キュヴェ タカ/cuvee taka 「酔哲湘南日記」

新鮮な山海の恵みを肴に酒を吞み、読書、映画・音楽鑑賞、散歩と湘南スローライフを愉しんでいる。 

枯淡の境地

2023年09月30日 | Weblog
昨日は次男と家から真南の海岸へ行ってみたが、昔の面影はなく波消しブロックが波打ち際に積み重なり、これじゃあ平目釣りのルアーを投げて渚を移動することも出来ない。
今日は5時前に一人で大磯方面へ歩きだし、日吉跨線橋を渡って帰って来た。

少し休んでいたら晩飯が出来ていると妻に呼ばれた。
小鯵の刺身が出来ていて、焼き茄子、キャベツと肉炒め、胡瓜の糠漬けで今日買った「白鶴純米」を飲んだ。
「月桂冠本醸造辛口」と比べると味が濃くてしつこい感じがした。

**目標 A:** 記録の冒頭から「fiscal-year-quarter-label[interactable]: Fiscal Year/Quarter」を含む行までについて、「value-cell」を「data-cell」に差し替え、それ以外は変えずに書き直してください。

**提供記録:**
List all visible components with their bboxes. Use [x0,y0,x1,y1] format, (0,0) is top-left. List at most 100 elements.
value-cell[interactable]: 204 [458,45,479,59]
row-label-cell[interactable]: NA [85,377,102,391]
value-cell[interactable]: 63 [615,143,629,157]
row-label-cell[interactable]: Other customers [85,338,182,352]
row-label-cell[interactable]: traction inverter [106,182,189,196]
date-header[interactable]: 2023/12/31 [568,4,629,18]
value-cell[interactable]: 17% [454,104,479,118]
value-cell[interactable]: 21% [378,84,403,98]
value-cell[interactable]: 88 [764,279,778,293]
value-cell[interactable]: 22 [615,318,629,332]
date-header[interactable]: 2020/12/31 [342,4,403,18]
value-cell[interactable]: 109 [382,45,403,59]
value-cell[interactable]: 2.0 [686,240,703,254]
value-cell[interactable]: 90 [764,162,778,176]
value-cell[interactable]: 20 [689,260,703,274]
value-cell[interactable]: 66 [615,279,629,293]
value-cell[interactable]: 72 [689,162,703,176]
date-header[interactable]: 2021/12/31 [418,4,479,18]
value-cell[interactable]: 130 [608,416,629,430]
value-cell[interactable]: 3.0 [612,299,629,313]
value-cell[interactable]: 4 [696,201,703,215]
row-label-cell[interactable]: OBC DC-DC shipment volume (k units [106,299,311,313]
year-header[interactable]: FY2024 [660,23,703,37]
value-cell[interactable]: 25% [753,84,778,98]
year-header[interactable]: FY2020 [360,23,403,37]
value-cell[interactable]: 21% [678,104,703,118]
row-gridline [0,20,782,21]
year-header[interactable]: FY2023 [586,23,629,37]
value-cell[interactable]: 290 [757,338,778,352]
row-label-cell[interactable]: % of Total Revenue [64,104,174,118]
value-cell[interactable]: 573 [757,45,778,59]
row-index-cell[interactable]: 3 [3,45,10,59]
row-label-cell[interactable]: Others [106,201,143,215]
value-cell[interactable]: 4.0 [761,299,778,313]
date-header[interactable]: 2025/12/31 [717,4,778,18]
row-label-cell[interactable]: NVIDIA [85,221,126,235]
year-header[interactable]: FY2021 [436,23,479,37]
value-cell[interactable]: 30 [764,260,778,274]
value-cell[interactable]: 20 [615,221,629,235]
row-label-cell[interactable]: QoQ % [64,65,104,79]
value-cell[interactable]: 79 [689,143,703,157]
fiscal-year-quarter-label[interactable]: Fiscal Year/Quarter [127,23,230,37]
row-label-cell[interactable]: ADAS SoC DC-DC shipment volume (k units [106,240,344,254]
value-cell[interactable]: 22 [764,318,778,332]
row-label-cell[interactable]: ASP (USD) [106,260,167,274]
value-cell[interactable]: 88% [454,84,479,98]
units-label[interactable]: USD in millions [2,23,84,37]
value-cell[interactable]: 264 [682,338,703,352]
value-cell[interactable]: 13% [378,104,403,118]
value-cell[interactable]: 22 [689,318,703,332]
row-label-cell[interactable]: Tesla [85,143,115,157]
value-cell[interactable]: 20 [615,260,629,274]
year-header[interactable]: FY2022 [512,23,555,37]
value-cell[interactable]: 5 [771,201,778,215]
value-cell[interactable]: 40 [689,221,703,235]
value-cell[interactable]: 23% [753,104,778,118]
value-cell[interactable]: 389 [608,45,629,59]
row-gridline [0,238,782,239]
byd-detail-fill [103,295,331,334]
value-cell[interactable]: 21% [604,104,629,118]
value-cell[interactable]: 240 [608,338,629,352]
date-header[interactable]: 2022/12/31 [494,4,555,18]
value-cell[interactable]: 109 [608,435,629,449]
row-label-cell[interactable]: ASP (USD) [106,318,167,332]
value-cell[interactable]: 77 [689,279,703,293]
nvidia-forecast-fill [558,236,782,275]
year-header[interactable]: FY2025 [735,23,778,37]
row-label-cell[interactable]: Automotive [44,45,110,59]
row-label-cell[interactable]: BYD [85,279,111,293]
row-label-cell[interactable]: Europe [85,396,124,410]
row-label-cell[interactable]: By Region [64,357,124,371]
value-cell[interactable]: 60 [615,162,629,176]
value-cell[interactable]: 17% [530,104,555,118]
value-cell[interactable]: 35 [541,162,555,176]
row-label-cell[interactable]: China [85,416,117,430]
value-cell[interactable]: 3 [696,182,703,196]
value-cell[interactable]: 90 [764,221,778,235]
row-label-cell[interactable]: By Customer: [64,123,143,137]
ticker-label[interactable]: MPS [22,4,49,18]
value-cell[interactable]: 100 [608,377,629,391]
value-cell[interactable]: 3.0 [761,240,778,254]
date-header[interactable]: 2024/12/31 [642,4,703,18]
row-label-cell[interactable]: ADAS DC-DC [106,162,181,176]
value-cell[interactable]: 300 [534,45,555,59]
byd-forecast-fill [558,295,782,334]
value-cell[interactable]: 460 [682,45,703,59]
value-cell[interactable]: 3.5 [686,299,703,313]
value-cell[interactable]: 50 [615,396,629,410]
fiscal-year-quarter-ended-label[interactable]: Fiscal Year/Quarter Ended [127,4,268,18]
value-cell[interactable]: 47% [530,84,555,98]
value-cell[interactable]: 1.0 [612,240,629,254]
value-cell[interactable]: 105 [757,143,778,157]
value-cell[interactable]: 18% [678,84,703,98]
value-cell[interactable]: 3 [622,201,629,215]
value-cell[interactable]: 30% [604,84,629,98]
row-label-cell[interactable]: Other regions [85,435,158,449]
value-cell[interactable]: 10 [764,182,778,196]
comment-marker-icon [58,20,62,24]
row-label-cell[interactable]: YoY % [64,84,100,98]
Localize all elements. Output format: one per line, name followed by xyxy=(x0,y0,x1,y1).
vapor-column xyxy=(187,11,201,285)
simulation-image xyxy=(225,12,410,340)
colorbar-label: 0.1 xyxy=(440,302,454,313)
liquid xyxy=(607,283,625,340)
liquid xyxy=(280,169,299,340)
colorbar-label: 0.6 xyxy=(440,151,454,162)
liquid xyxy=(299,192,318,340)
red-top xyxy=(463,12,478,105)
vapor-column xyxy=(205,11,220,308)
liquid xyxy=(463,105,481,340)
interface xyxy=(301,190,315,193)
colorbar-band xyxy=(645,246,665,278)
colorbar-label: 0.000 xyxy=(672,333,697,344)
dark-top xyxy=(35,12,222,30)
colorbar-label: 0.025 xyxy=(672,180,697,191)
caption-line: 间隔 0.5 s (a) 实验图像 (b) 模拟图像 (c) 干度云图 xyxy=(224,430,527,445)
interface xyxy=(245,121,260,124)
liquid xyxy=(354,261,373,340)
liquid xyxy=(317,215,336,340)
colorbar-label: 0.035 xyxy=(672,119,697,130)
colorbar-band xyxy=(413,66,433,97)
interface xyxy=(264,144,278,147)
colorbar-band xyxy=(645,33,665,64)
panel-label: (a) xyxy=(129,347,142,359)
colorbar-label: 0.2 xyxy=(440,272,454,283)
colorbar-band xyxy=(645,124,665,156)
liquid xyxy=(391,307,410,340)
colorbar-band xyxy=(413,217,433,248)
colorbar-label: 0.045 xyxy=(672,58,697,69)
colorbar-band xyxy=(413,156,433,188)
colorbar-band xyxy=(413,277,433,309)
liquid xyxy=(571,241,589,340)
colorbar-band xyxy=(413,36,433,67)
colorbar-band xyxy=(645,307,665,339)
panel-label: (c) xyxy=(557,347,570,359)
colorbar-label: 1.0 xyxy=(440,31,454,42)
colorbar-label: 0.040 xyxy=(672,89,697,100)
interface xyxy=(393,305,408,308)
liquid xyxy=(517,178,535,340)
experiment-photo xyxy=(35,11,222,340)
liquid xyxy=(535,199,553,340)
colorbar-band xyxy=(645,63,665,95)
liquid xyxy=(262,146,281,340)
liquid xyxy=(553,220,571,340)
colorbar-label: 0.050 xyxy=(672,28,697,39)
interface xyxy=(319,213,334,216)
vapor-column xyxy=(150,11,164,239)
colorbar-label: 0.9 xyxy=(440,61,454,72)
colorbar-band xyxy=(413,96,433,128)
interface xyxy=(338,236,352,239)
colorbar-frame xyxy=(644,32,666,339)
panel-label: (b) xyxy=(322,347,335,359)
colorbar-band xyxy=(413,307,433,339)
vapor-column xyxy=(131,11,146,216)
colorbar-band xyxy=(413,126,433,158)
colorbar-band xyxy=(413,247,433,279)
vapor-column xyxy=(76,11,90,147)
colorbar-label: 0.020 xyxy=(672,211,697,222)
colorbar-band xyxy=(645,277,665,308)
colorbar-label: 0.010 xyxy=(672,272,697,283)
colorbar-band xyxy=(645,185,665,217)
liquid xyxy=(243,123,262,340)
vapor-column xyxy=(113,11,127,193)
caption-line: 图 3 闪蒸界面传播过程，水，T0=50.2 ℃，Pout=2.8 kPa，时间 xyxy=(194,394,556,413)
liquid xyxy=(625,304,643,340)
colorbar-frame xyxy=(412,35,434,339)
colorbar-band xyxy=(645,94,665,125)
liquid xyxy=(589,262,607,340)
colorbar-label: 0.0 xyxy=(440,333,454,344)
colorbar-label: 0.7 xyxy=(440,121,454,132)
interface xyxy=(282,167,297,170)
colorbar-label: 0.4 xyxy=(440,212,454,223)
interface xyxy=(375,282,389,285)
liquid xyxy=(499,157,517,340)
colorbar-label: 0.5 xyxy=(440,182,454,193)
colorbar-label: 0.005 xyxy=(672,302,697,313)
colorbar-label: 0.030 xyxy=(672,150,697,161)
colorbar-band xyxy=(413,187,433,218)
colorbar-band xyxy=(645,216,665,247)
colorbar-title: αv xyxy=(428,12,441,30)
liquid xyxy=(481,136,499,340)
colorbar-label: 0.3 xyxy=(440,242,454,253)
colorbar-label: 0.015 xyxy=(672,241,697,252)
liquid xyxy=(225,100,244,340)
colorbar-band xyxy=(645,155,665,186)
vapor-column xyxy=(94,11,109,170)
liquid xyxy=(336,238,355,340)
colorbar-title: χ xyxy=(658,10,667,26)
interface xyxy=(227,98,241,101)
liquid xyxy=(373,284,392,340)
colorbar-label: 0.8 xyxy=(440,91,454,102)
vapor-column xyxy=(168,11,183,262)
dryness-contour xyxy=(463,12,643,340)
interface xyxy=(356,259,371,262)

**目標 B:** 引用文の日記で、その日に買って晩飯のときに飲んだ酒は何ですか？

**解答全文 A:**
List all visible components with their bboxes. Use [x0,y0,x1,y1] format, (0,0) is top-left. List at most 100 elements.
data-cell[interactable]: 204 [458,45,479,59]
row-label-cell[interactable]: NA [85,377,102,391]
data-cell[interactable]: 63 [615,143,629,157]
row-label-cell[interactable]: Other customers [85,338,182,352]
row-label-cell[interactable]: traction inverter [106,182,189,196]
date-header[interactable]: 2023/12/31 [568,4,629,18]
data-cell[interactable]: 17% [454,104,479,118]
data-cell[interactable]: 21% [378,84,403,98]
data-cell[interactable]: 88 [764,279,778,293]
data-cell[interactable]: 22 [615,318,629,332]
date-header[interactable]: 2020/12/31 [342,4,403,18]
data-cell[interactable]: 109 [382,45,403,59]
data-cell[interactable]: 2.0 [686,240,703,254]
data-cell[interactable]: 90 [764,162,778,176]
data-cell[interactable]: 20 [689,260,703,274]
data-cell[interactable]: 66 [615,279,629,293]
data-cell[interactable]: 72 [689,162,703,176]
date-header[interactable]: 2021/12/31 [418,4,479,18]
data-cell[interactable]: 130 [608,416,629,430]
data-cell[interactable]: 3.0 [612,299,629,313]
data-cell[interactable]: 4 [696,201,703,215]
row-label-cell[interactable]: OBC DC-DC shipment volume (k units [106,299,311,313]
year-header[interactable]: FY2024 [660,23,703,37]
data-cell[interactable]: 25% [753,84,778,98]
year-header[interactable]: FY2020 [360,23,403,37]
data-cell[interactable]: 21% [678,104,703,118]
row-gridline [0,20,782,21]
year-header[interactable]: FY2023 [586,23,629,37]
data-cell[interactable]: 290 [757,338,778,352]
row-label-cell[interactable]: % of Total Revenue [64,104,174,118]
data-cell[interactable]: 573 [757,45,778,59]
row-index-cell[interactable]: 3 [3,45,10,59]
row-label-cell[interactable]: Others [106,201,143,215]
data-cell[interactable]: 4.0 [761,299,778,313]
date-header[interactable]: 2025/12/31 [717,4,778,18]
row-label-cell[interactable]: NVIDIA [85,221,126,235]
year-header[interactable]: FY2021 [436,23,479,37]
data-cell[interactable]: 30 [764,260,778,274]
data-cell[interactable]: 20 [615,221,629,235]
row-label-cell[interactable]: QoQ % [64,65,104,79]
data-cell[interactable]: 79 [689,143,703,157]
fiscal-year-quarter-label[interactable]: Fiscal Year/Quarter [127,23,230,37]

**解答全文 B:** 「白鶴純米」です。